Written task -
Look through the data below and return each line where "Name" appears.

Begin

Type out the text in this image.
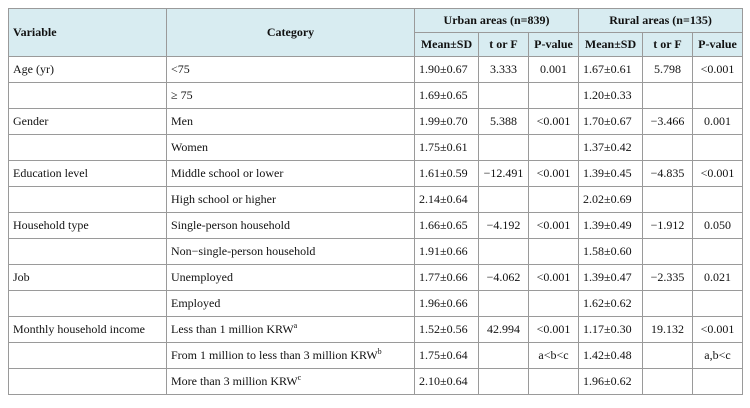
Variable	Category	Urban areas (n=839)			Rural areas (n=135)		
		Mean±SD	t or F	P-value	Mean±SD	t or F	P-value
Age (yr)	<75	1.90±0.67	3.333	0.001	1.67±0.61	5.798	<0.001
	≥ 75	1.69±0.65			1.20±0.33		
Gender	Men	1.99±0.70	5.388	<0.001	1.70±0.67	−3.466	0.001
	Women	1.75±0.61			1.37±0.42		
Education level	Middle school or lower	1.61±0.59	−12.491	<0.001	1.39±0.45	−4.835	<0.001
	High school or higher	2.14±0.64			2.02±0.69		
Household type	Single-person household	1.66±0.65	−4.192	<0.001	1.39±0.49	−1.912	0.050
	Non−single-person household	1.91±0.66			1.58±0.60		
Job	Unemployed	1.77±0.66	−4.062	<0.001	1.39±0.47	−2.335	0.021
	Employed	1.96±0.66			1.62±0.62		
Monthly household income	Less than 1 million KRW$^a$	1.52±0.56	42.994	<0.001	1.17±0.30	19.132	<0.001
	From 1 million to less than 3 million KRW$^b$	1.75±0.64		a<b<c	1.42±0.48		a,b<c
	More than 3 million KRW$^c$	2.10±0.64			1.96±0.62		
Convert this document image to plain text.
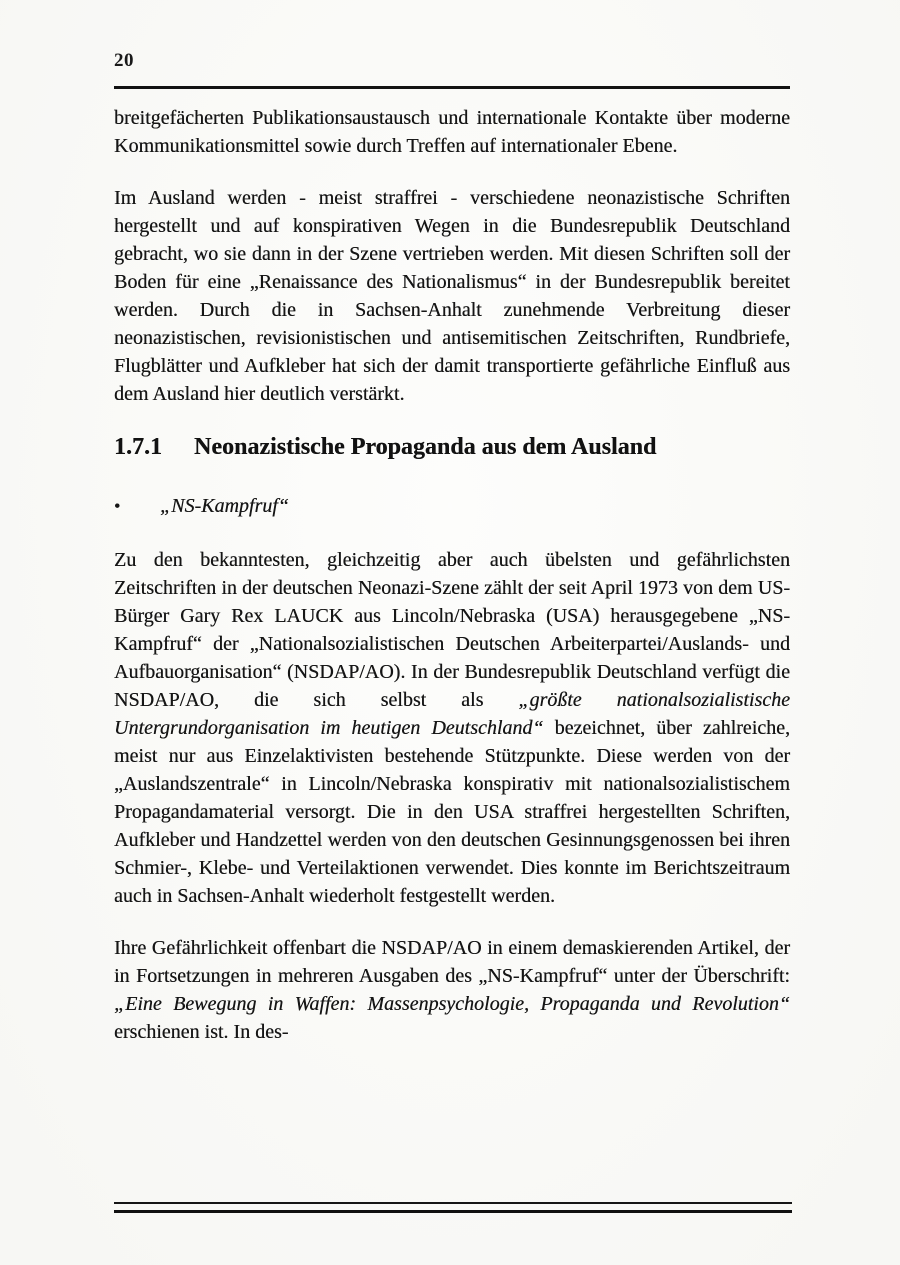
20

breitgefächerten Publikationsaustausch und internationale Kontakte über moderne Kommunikationsmittel sowie durch Treffen auf internationaler Ebene.

Im Ausland werden - meist straffrei - verschiedene neonazistische Schriften hergestellt und auf konspirativen Wegen in die Bundesrepublik Deutschland gebracht, wo sie dann in der Szene vertrieben werden. Mit diesen Schriften soll der Boden für eine „Renaissance des Nationalismus“ in der Bundesrepublik bereitet werden. Durch die in Sachsen-Anhalt zunehmende Verbreitung dieser neonazistischen, revisionistischen und antisemitischen Zeitschriften, Rundbriefe, Flugblätter und Aufkleber hat sich der damit transportierte gefährliche Einfluß aus dem Ausland hier deutlich verstärkt.

1.7.1 Neonazistische Propaganda aus dem Ausland
•	„NS-Kampfruf“

Zu den bekanntesten, gleichzeitig aber auch übelsten und gefährlichsten Zeitschriften in der deutschen Neonazi-Szene zählt der seit April 1973 von dem US-Bürger Gary Rex LAUCK aus Lincoln/Nebraska (USA) herausgegebene „NS-Kampfruf“ der „Nationalsozialistischen Deutschen Arbeiterpartei/Auslands- und Aufbauorganisation“ (NSDAP/AO). In der Bundesrepublik Deutschland verfügt die NSDAP/AO, die sich selbst als „größte nationalsozialistische Untergrundorganisation im heutigen Deutschland“ bezeichnet, über zahlreiche, meist nur aus Einzelaktivisten bestehende Stützpunkte. Diese werden von der „Auslandszentrale“ in Lincoln/Nebraska konspirativ mit nationalsozialistischem Propagandamaterial versorgt. Die in den USA straffrei hergestellten Schriften, Aufkleber und Handzettel werden von den deutschen Gesinnungsgenossen bei ihren Schmier-, Klebe- und Verteilaktionen verwendet. Dies konnte im Berichtszeitraum auch in Sachsen-Anhalt wiederholt festgestellt werden.

Ihre Gefährlichkeit offenbart die NSDAP/AO in einem demaskierenden Artikel, der in Fortsetzungen in mehreren Ausgaben des „NS-Kampfruf“ unter der Überschrift: „Eine Bewegung in Waffen: Massenpsychologie, Propaganda und Revolution“ erschienen ist. In des-
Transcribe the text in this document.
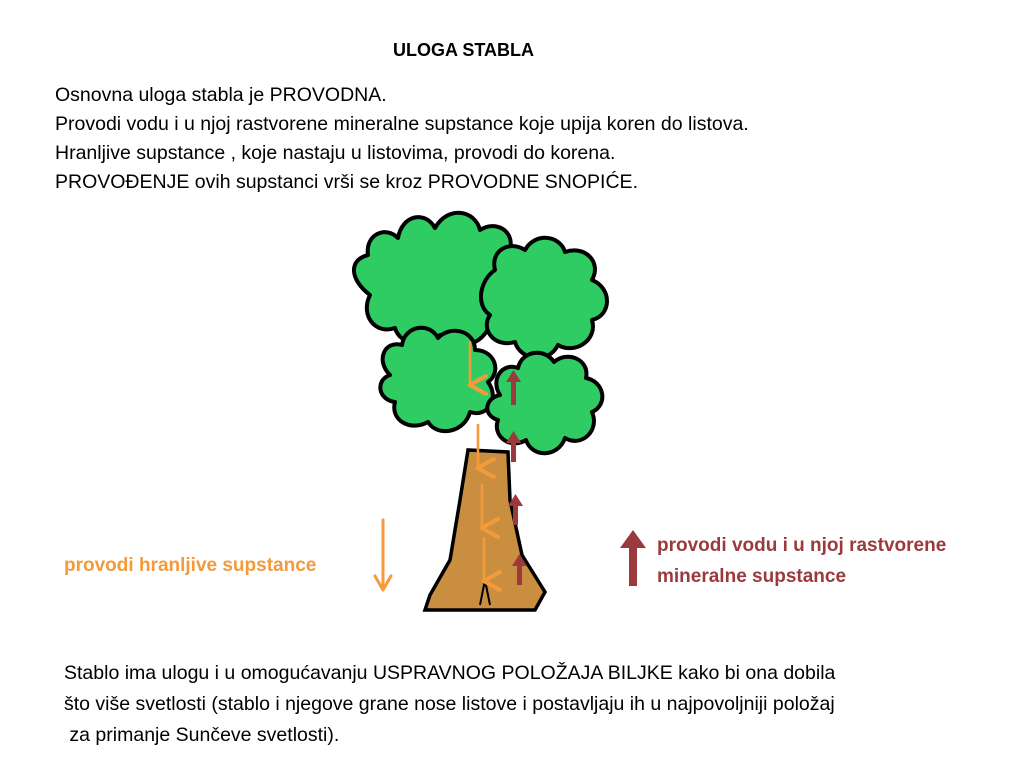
ULOGA STABLA
Osnovna uloga stabla je PROVODNA.
Provodi vodu i u njoj rastvorene mineralne supstance koje upija koren do listova.
Hranljive supstance , koje nastaju u listovima, provodi do korena.
PROVOĐENJE ovih supstanci vrši se kroz PROVODNE SNOPIĆE.
provodi hranljive supstance
provodi vodu i u njoj rastvorene
mineralne supstance
Stablo ima ulogu i u omogućavanju USPRAVNOG POLOŽAJA BILJKE kako bi ona dobila
što više svetlosti (stablo i njegove grane nose listove i postavljaju ih u najpovoljniji položaj
za primanje Sunčeve svetlosti).
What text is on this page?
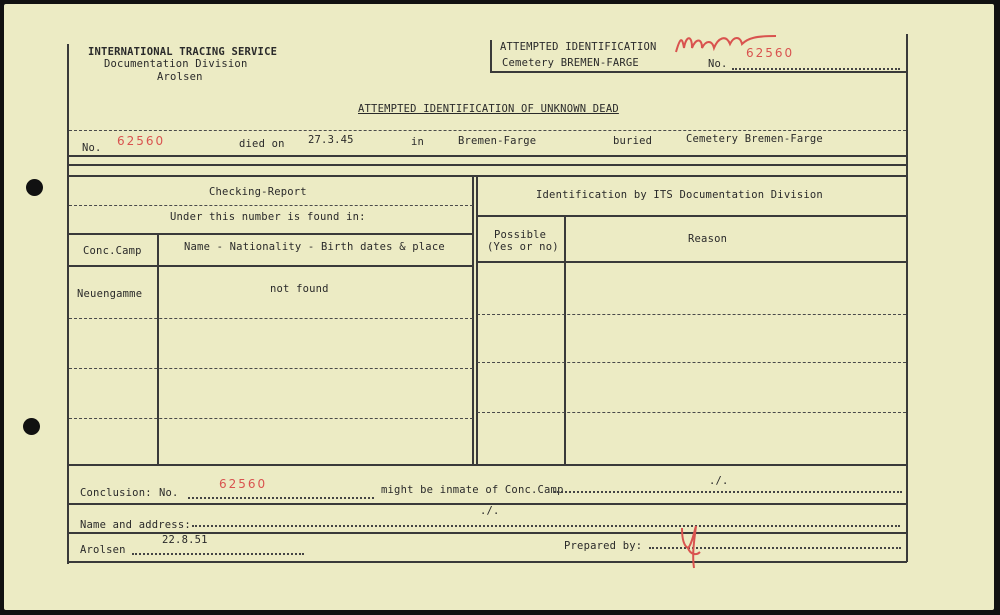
INTERNATIONAL TRACING SERVICE
Documentation Division
Arolsen
ATTEMPTED IDENTIFICATION
Cemetery BREMEN-FARGE	No.
62560
ATTEMPTED IDENTIFICATION OF UNKNOWN DEAD
No. 62560	died on 27.3.45	in	Bremen-Farge	buried	Cemetery Bremen-Farge
Checking-Report
Under this number is found in:
Conc.Camp	Name - Nationality - Birth dates & place
Neuengamme	not found
Identification by ITS Documentation Division
Possible
(Yes or no)
Reason
Conclusion: No.
62560	might be inmate of Conc.Camp
./.
./.
Name and address:
Arolsen
22.8.51	Prepared by:
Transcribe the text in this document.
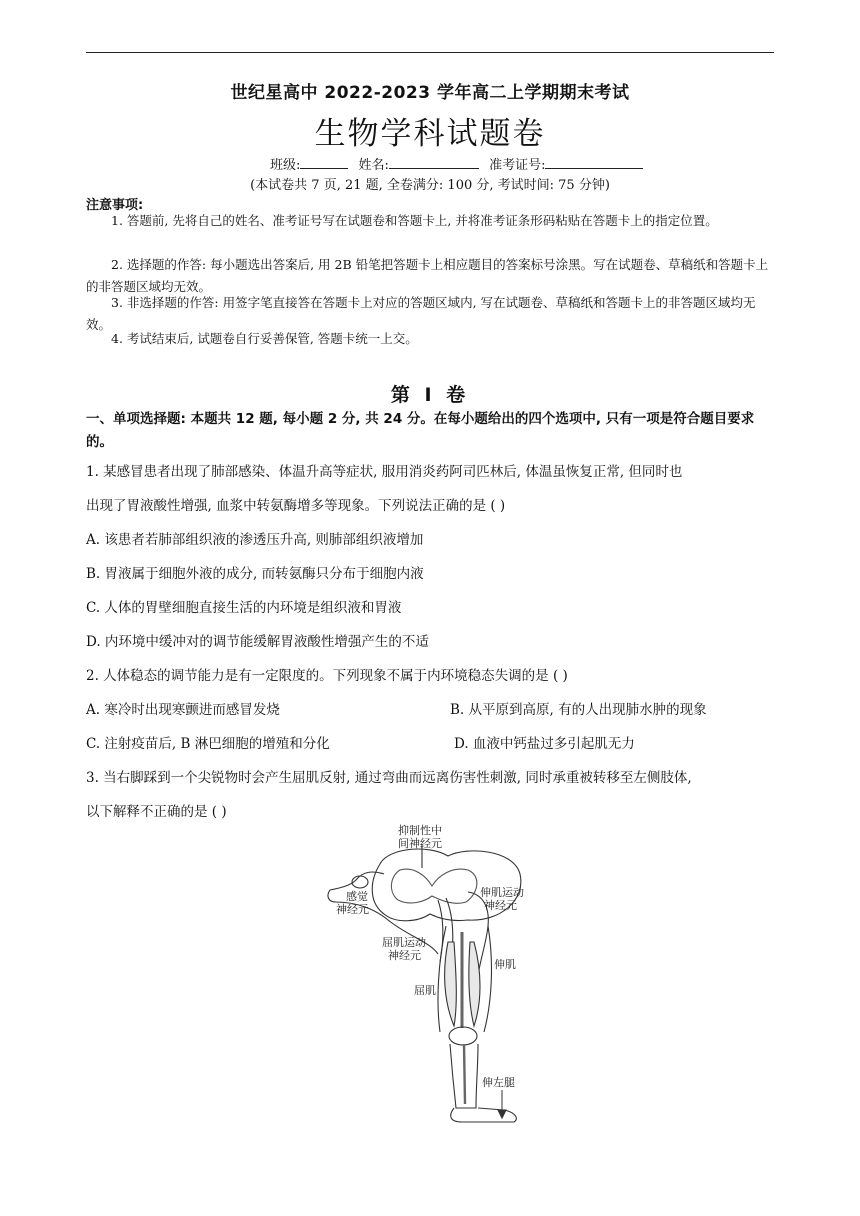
世纪星高中 2022-2023 学年高二上学期期末考试
生物学科试题卷
班级:	姓名:	准考证号:
(本试卷共 7 页, 21 题, 全卷满分: 100 分, 考试时间: 75 分钟)
注意事项:
1. 答题前, 先将自己的姓名、准考证号写在试题卷和答题卡上, 并将准考证条形码粘贴在答题卡上的指定位置。
2. 选择题的作答: 每小题选出答案后, 用 2B 铅笔把答题卡上相应题目的答案标号涂黑。写在试题卷、草稿纸和答题卡上的非答题区域均无效。
3. 非选择题的作答: 用签字笔直接答在答题卡上对应的答题区域内, 写在试题卷、草稿纸和答题卡上的非答题区域均无效。
4. 考试结束后, 试题卷自行妥善保管, 答题卡统一上交。
第 I 卷
一、单项选择题: 本题共 12 题, 每小题 2 分, 共 24 分。在每小题给出的四个选项中, 只有一项是符合题目要求的。
1. 某感冒患者出现了肺部感染、体温升高等症状, 服用消炎药阿司匹林后, 体温虽恢复正常, 但同时也
出现了胃液酸性增强, 血浆中转氨酶增多等现象。下列说法正确的是 ( )
A. 该患者若肺部组织液的渗透压升高, 则肺部组织液增加
B. 胃液属于细胞外液的成分, 而转氨酶只分布于细胞内液
C. 人体的胃壁细胞直接生活的内环境是组织液和胃液
D. 内环境中缓冲对的调节能缓解胃液酸性增强产生的不适
2. 人体稳态的调节能力是有一定限度的。下列现象不属于内环境稳态失调的是 ( )
A. 寒冷时出现寒颤进而感冒发烧	B. 从平原到高原, 有的人出现肺水肿的现象
C. 注射疫苗后, B 淋巴细胞的增殖和分化	D. 血液中钙盐过多引起肌无力
3. 当右脚踩到一个尖锐物时会产生屈肌反射, 通过弯曲而远离伤害性刺激, 同时承重被转移至左侧肢体,
以下解释不正确的是 ( )
抑制性中
间神经元
感觉
神经元
伸肌运动
神经元
屈肌运动
神经元
伸肌
屈肌
伸左腿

End

Response to the exercise -
Conc.Camp	Name - Nationality - Birth dates & place
Name and address:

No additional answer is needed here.